> **TASK DIRECTIONS**:
Quote the entries word for word. Omit the pictures.

Records from a data collection
-- begin --

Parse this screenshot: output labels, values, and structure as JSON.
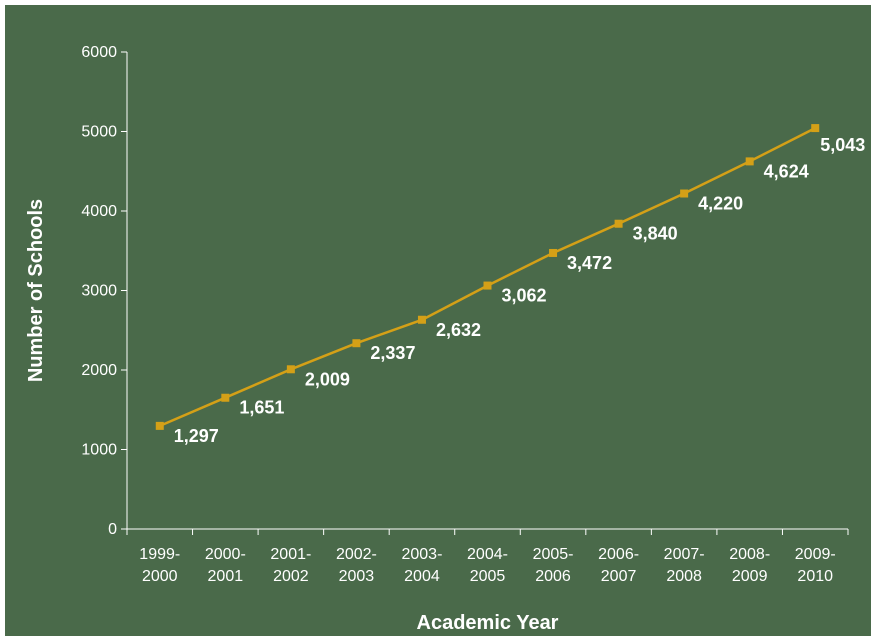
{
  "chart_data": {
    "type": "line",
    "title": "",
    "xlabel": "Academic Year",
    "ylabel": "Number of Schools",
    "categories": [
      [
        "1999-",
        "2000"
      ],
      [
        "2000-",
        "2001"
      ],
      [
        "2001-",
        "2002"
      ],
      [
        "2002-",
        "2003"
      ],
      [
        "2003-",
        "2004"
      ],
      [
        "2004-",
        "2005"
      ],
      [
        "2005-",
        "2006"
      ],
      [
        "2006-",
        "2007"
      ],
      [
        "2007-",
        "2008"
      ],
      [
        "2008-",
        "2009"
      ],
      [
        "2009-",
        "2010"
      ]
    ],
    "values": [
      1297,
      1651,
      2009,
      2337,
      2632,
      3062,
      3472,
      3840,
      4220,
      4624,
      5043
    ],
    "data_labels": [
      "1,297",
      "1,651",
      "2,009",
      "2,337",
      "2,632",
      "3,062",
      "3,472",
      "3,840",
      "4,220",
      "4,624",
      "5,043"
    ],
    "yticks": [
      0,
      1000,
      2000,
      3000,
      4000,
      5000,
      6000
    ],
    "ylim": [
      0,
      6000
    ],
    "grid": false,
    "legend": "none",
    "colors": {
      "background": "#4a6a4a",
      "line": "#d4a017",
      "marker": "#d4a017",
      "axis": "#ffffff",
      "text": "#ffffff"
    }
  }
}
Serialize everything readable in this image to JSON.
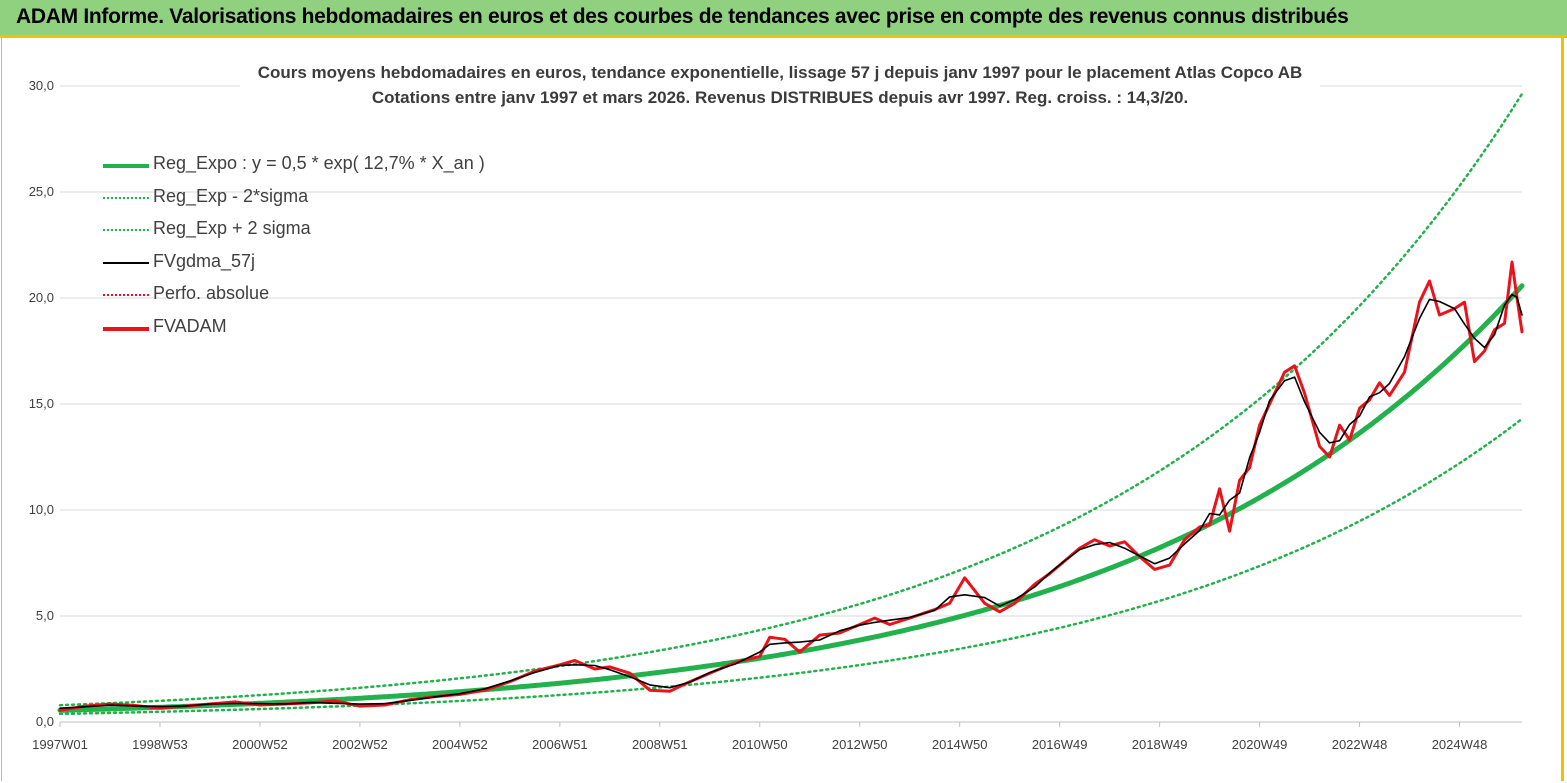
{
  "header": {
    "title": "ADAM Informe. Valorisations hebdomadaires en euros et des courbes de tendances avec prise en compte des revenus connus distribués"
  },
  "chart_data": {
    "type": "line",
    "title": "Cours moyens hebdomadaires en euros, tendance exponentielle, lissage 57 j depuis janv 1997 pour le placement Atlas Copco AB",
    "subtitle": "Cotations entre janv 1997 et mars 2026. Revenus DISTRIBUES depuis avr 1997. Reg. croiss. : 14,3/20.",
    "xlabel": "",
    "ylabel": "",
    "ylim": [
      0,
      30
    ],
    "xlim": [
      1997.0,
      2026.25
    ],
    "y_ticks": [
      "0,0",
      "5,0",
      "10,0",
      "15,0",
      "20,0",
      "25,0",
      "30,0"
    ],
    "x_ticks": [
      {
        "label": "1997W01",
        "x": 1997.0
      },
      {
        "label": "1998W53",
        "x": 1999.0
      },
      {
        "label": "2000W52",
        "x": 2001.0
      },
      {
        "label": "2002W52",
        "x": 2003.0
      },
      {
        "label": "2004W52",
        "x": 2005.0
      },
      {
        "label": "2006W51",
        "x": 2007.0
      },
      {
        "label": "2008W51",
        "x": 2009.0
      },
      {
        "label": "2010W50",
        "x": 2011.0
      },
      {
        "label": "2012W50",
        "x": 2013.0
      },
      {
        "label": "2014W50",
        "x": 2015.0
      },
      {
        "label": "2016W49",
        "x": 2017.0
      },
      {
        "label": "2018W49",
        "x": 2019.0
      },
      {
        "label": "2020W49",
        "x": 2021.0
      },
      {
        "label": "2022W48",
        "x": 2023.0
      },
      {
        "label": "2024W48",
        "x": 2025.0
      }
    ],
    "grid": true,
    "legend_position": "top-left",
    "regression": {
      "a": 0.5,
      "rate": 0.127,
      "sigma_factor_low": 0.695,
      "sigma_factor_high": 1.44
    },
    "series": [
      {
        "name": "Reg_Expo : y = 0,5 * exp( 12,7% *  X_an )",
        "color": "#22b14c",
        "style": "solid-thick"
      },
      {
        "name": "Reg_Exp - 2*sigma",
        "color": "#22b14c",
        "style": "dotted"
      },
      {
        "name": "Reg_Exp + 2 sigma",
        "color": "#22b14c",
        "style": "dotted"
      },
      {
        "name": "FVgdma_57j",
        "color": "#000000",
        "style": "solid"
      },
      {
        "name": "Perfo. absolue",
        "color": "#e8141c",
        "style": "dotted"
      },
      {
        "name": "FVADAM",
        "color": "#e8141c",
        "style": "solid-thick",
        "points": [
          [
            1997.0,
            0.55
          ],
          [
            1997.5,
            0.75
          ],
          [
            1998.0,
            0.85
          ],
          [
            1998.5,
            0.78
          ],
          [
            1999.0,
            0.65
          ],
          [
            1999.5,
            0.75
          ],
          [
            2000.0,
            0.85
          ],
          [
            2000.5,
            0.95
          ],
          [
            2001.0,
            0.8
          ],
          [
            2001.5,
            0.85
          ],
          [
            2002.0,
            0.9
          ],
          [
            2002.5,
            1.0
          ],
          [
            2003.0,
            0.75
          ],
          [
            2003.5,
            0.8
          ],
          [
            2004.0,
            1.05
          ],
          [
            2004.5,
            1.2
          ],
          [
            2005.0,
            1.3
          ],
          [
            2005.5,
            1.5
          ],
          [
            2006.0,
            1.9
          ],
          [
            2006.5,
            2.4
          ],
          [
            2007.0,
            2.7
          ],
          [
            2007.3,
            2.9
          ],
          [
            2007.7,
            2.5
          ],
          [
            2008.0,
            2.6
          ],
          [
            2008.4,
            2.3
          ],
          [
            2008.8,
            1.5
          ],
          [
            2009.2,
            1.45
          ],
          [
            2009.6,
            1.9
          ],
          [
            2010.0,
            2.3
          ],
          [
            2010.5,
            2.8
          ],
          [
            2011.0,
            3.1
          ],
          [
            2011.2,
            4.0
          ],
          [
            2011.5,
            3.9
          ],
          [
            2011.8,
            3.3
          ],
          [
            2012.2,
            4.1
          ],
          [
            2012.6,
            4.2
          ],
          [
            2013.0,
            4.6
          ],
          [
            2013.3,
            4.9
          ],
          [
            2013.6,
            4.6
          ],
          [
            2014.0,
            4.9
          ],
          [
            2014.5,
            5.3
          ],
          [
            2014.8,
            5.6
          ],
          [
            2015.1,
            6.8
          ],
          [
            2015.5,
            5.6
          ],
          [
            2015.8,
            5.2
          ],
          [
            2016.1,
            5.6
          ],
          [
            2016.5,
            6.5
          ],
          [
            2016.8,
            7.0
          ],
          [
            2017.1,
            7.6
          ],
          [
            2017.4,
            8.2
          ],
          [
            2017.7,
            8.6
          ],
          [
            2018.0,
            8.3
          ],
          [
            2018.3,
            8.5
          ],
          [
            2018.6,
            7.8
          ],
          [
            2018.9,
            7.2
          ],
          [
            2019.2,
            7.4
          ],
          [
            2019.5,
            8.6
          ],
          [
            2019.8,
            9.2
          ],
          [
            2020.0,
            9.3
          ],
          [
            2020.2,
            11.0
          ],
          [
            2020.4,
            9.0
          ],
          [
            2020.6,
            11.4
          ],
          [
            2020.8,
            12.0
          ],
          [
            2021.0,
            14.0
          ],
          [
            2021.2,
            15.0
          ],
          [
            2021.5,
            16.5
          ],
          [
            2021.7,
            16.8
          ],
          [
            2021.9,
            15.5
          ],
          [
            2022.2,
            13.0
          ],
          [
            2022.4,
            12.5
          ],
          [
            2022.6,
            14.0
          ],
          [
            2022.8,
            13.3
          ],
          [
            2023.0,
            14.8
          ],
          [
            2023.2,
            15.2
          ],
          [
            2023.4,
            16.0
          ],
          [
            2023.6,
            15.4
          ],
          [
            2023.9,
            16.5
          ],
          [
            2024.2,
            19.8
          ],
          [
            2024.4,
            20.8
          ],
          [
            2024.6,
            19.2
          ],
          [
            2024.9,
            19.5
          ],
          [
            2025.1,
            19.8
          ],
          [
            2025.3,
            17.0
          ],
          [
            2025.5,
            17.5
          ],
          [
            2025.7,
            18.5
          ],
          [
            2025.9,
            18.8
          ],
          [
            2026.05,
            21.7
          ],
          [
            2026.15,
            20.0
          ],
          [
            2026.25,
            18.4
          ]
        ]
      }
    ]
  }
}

-- end --

> **OUTPUT BELOW**:
Parse this screenshot: output labels, values, and structure as JSON.
{
  "chart_data": {
    "type": "line",
    "title": "",
    "xlabel": "Academic Year",
    "ylabel": "Number of Schools",
    "categories": [
      [
        "1999-",
        "2000"
      ],
      [
        "2000-",
        "2001"
      ],
      [
        "2001-",
        "2002"
      ],
      [
        "2002-",
        "2003"
      ],
      [
        "2003-",
        "2004"
      ],
      [
        "2004-",
        "2005"
      ],
      [
        "2005-",
        "2006"
      ],
      [
        "2006-",
        "2007"
      ],
      [
        "2007-",
        "2008"
      ],
      [
        "2008-",
        "2009"
      ],
      [
        "2009-",
        "2010"
      ]
    ],
    "values": [
      1297,
      1651,
      2009,
      2337,
      2632,
      3062,
      3472,
      3840,
      4220,
      4624,
      5043
    ],
    "data_labels": [
      "1,297",
      "1,651",
      "2,009",
      "2,337",
      "2,632",
      "3,062",
      "3,472",
      "3,840",
      "4,220",
      "4,624",
      "5,043"
    ],
    "yticks": [
      0,
      1000,
      2000,
      3000,
      4000,
      5000,
      6000
    ],
    "ylim": [
      0,
      6000
    ],
    "grid": false,
    "legend": "none",
    "colors": {
      "background": "#4a6a4a",
      "line": "#d4a017",
      "marker": "#d4a017",
      "axis": "#ffffff",
      "text": "#ffffff"
    }
  }
}
Serialize everything readable in this image to JSON.
{
  "header": {
    "title": "ADAM Informe. Valorisations hebdomadaires en euros et des courbes de tendances avec prise en compte des revenus connus distribués"
  },
  "chart_data": {
    "type": "line",
    "title": "Cours moyens hebdomadaires en euros, tendance exponentielle, lissage 57 j depuis janv 1997 pour le placement Atlas Copco AB",
    "subtitle": "Cotations entre janv 1997 et mars 2026. Revenus DISTRIBUES depuis avr 1997. Reg. croiss. : 14,3/20.",
    "xlabel": "",
    "ylabel": "",
    "ylim": [
      0,
      30
    ],
    "xlim": [
      1997.0,
      2026.25
    ],
    "y_ticks": [
      "0,0",
      "5,0",
      "10,0",
      "15,0",
      "20,0",
      "25,0",
      "30,0"
    ],
    "x_ticks": [
      {
        "label": "1997W01",
        "x": 1997.0
      },
      {
        "label": "1998W53",
        "x": 1999.0
      },
      {
        "label": "2000W52",
        "x": 2001.0
      },
      {
        "label": "2002W52",
        "x": 2003.0
      },
      {
        "label": "2004W52",
        "x": 2005.0
      },
      {
        "label": "2006W51",
        "x": 2007.0
      },
      {
        "label": "2008W51",
        "x": 2009.0
      },
      {
        "label": "2010W50",
        "x": 2011.0
      },
      {
        "label": "2012W50",
        "x": 2013.0
      },
      {
        "label": "2014W50",
        "x": 2015.0
      },
      {
        "label": "2016W49",
        "x": 2017.0
      },
      {
        "label": "2018W49",
        "x": 2019.0
      },
      {
        "label": "2020W49",
        "x": 2021.0
      },
      {
        "label": "2022W48",
        "x": 2023.0
      },
      {
        "label": "2024W48",
        "x": 2025.0
      }
    ],
    "grid": true,
    "legend_position": "top-left",
    "regression": {
      "a": 0.5,
      "rate": 0.127,
      "sigma_factor_low": 0.695,
      "sigma_factor_high": 1.44
    },
    "series": [
      {
        "name": "Reg_Expo : y = 0,5 * exp( 12,7% *  X_an )",
        "color": "#22b14c",
        "style": "solid-thick"
      },
      {
        "name": "Reg_Exp - 2*sigma",
        "color": "#22b14c",
        "style": "dotted"
      },
      {
        "name": "Reg_Exp + 2 sigma",
        "color": "#22b14c",
        "style": "dotted"
      },
      {
        "name": "FVgdma_57j",
        "color": "#000000",
        "style": "solid"
      },
      {
        "name": "Perfo. absolue",
        "color": "#e8141c",
        "style": "dotted"
      },
      {
        "name": "FVADAM",
        "color": "#e8141c",
        "style": "solid-thick",
        "points": [
          [
            1997.0,
            0.55
          ],
          [
            1997.5,
            0.75
          ],
          [
            1998.0,
            0.85
          ],
          [
            1998.5,
            0.78
          ],
          [
            1999.0,
            0.65
          ],
          [
            1999.5,
            0.75
          ],
          [
            2000.0,
            0.85
          ],
          [
            2000.5,
            0.95
          ],
          [
            2001.0,
            0.8
          ],
          [
            2001.5,
            0.85
          ],
          [
            2002.0,
            0.9
          ],
          [
            2002.5,
            1.0
          ],
          [
            2003.0,
            0.75
          ],
          [
            2003.5,
            0.8
          ],
          [
            2004.0,
            1.05
          ],
          [
            2004.5,
            1.2
          ],
          [
            2005.0,
            1.3
          ],
          [
            2005.5,
            1.5
          ],
          [
            2006.0,
            1.9
          ],
          [
            2006.5,
            2.4
          ],
          [
            2007.0,
            2.7
          ],
          [
            2007.3,
            2.9
          ],
          [
            2007.7,
            2.5
          ],
          [
            2008.0,
            2.6
          ],
          [
            2008.4,
            2.3
          ],
          [
            2008.8,
            1.5
          ],
          [
            2009.2,
            1.45
          ],
          [
            2009.6,
            1.9
          ],
          [
            2010.0,
            2.3
          ],
          [
            2010.5,
            2.8
          ],
          [
            2011.0,
            3.1
          ],
          [
            2011.2,
            4.0
          ],
          [
            2011.5,
            3.9
          ],
          [
            2011.8,
            3.3
          ],
          [
            2012.2,
            4.1
          ],
          [
            2012.6,
            4.2
          ],
          [
            2013.0,
            4.6
          ],
          [
            2013.3,
            4.9
          ],
          [
            2013.6,
            4.6
          ],
          [
            2014.0,
            4.9
          ],
          [
            2014.5,
            5.3
          ],
          [
            2014.8,
            5.6
          ],
          [
            2015.1,
            6.8
          ],
          [
            2015.5,
            5.6
          ],
          [
            2015.8,
            5.2
          ],
          [
            2016.1,
            5.6
          ],
          [
            2016.5,
            6.5
          ],
          [
            2016.8,
            7.0
          ],
          [
            2017.1,
            7.6
          ],
          [
            2017.4,
            8.2
          ],
          [
            2017.7,
            8.6
          ],
          [
            2018.0,
            8.3
          ],
          [
            2018.3,
            8.5
          ],
          [
            2018.6,
            7.8
          ],
          [
            2018.9,
            7.2
          ],
          [
            2019.2,
            7.4
          ],
          [
            2019.5,
            8.6
          ],
          [
            2019.8,
            9.2
          ],
          [
            2020.0,
            9.3
          ],
          [
            2020.2,
            11.0
          ],
          [
            2020.4,
            9.0
          ],
          [
            2020.6,
            11.4
          ],
          [
            2020.8,
            12.0
          ],
          [
            2021.0,
            14.0
          ],
          [
            2021.2,
            15.0
          ],
          [
            2021.5,
            16.5
          ],
          [
            2021.7,
            16.8
          ],
          [
            2021.9,
            15.5
          ],
          [
            2022.2,
            13.0
          ],
          [
            2022.4,
            12.5
          ],
          [
            2022.6,
            14.0
          ],
          [
            2022.8,
            13.3
          ],
          [
            2023.0,
            14.8
          ],
          [
            2023.2,
            15.2
          ],
          [
            2023.4,
            16.0
          ],
          [
            2023.6,
            15.4
          ],
          [
            2023.9,
            16.5
          ],
          [
            2024.2,
            19.8
          ],
          [
            2024.4,
            20.8
          ],
          [
            2024.6,
            19.2
          ],
          [
            2024.9,
            19.5
          ],
          [
            2025.1,
            19.8
          ],
          [
            2025.3,
            17.0
          ],
          [
            2025.5,
            17.5
          ],
          [
            2025.7,
            18.5
          ],
          [
            2025.9,
            18.8
          ],
          [
            2026.05,
            21.7
          ],
          [
            2026.15,
            20.0
          ],
          [
            2026.25,
            18.4
          ]
        ]
      }
    ]
  }
}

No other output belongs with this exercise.